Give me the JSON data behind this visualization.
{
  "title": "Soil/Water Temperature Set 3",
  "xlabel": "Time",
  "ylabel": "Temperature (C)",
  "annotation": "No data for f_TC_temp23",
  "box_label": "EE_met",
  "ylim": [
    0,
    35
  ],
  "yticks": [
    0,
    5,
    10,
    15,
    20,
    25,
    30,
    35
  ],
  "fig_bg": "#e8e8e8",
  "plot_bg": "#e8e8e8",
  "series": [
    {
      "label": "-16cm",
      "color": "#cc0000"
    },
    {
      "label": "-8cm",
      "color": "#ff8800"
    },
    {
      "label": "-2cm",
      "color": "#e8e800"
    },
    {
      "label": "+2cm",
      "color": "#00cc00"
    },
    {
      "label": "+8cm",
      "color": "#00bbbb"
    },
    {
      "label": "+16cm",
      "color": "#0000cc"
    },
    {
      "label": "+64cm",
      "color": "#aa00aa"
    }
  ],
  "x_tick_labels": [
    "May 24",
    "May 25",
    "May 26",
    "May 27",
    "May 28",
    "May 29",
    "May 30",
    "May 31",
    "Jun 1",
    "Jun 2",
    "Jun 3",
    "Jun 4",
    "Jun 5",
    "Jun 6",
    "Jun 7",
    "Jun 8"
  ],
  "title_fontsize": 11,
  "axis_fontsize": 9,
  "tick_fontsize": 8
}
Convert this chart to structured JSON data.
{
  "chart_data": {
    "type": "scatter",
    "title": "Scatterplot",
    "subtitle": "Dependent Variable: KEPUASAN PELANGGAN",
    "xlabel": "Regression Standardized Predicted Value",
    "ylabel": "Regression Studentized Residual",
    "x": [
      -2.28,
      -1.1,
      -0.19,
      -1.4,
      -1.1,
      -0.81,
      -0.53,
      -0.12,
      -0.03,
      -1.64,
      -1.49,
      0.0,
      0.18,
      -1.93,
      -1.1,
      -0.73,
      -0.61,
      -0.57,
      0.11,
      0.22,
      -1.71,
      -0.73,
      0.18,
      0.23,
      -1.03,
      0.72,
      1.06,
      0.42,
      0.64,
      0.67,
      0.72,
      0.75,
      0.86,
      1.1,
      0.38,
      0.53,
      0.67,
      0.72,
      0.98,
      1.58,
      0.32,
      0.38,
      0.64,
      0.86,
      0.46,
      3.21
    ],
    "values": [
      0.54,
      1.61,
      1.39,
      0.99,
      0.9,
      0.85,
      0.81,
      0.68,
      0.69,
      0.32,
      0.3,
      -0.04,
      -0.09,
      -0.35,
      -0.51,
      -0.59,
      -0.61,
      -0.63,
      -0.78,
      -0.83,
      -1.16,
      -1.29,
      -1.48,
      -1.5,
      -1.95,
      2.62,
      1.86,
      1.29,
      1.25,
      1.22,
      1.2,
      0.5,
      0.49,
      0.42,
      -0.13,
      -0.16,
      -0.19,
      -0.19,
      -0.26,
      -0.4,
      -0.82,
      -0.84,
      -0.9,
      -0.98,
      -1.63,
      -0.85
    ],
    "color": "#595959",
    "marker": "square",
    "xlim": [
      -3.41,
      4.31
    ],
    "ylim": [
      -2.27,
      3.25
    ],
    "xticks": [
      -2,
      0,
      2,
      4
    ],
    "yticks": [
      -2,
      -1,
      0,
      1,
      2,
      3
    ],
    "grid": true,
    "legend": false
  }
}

| Exercise requirements |
Word for word, restate all of the data shown above.

| Expected output |
Give me the JSON data behind this visualization.
{
  "title": "Soil/Water Temperature Set 3",
  "xlabel": "Time",
  "ylabel": "Temperature (C)",
  "annotation": "No data for f_TC_temp23",
  "box_label": "EE_met",
  "ylim": [
    0,
    35
  ],
  "yticks": [
    0,
    5,
    10,
    15,
    20,
    25,
    30,
    35
  ],
  "fig_bg": "#e8e8e8",
  "plot_bg": "#e8e8e8",
  "series": [
    {
      "label": "-16cm",
      "color": "#cc0000"
    },
    {
      "label": "-8cm",
      "color": "#ff8800"
    },
    {
      "label": "-2cm",
      "color": "#e8e800"
    },
    {
      "label": "+2cm",
      "color": "#00cc00"
    },
    {
      "label": "+8cm",
      "color": "#00bbbb"
    },
    {
      "label": "+16cm",
      "color": "#0000cc"
    },
    {
      "label": "+64cm",
      "color": "#aa00aa"
    }
  ],
  "x_tick_labels": [
    "May 24",
    "May 25",
    "May 26",
    "May 27",
    "May 28",
    "May 29",
    "May 30",
    "May 31",
    "Jun 1",
    "Jun 2",
    "Jun 3",
    "Jun 4",
    "Jun 5",
    "Jun 6",
    "Jun 7",
    "Jun 8"
  ],
  "title_fontsize": 11,
  "axis_fontsize": 9,
  "tick_fontsize": 8
}
Convert this chart to structured JSON data.
{
  "chart_data": {
    "type": "scatter",
    "title": "Scatterplot",
    "subtitle": "Dependent Variable: KEPUASAN PELANGGAN",
    "xlabel": "Regression Standardized Predicted Value",
    "ylabel": "Regression Studentized Residual",
    "x": [
      -2.28,
      -1.1,
      -0.19,
      -1.4,
      -1.1,
      -0.81,
      -0.53,
      -0.12,
      -0.03,
      -1.64,
      -1.49,
      0.0,
      0.18,
      -1.93,
      -1.1,
      -0.73,
      -0.61,
      -0.57,
      0.11,
      0.22,
      -1.71,
      -0.73,
      0.18,
      0.23,
      -1.03,
      0.72,
      1.06,
      0.42,
      0.64,
      0.67,
      0.72,
      0.75,
      0.86,
      1.1,
      0.38,
      0.53,
      0.67,
      0.72,
      0.98,
      1.58,
      0.32,
      0.38,
      0.64,
      0.86,
      0.46,
      3.21
    ],
    "values": [
      0.54,
      1.61,
      1.39,
      0.99,
      0.9,
      0.85,
      0.81,
      0.68,
      0.69,
      0.32,
      0.3,
      -0.04,
      -0.09,
      -0.35,
      -0.51,
      -0.59,
      -0.61,
      -0.63,
      -0.78,
      -0.83,
      -1.16,
      -1.29,
      -1.48,
      -1.5,
      -1.95,
      2.62,
      1.86,
      1.29,
      1.25,
      1.22,
      1.2,
      0.5,
      0.49,
      0.42,
      -0.13,
      -0.16,
      -0.19,
      -0.19,
      -0.26,
      -0.4,
      -0.82,
      -0.84,
      -0.9,
      -0.98,
      -1.63,
      -0.85
    ],
    "color": "#595959",
    "marker": "square",
    "xlim": [
      -3.41,
      4.31
    ],
    "ylim": [
      -2.27,
      3.25
    ],
    "xticks": [
      -2,
      0,
      2,
      4
    ],
    "yticks": [
      -2,
      -1,
      0,
      1,
      2,
      3
    ],
    "grid": true,
    "legend": false
  }
}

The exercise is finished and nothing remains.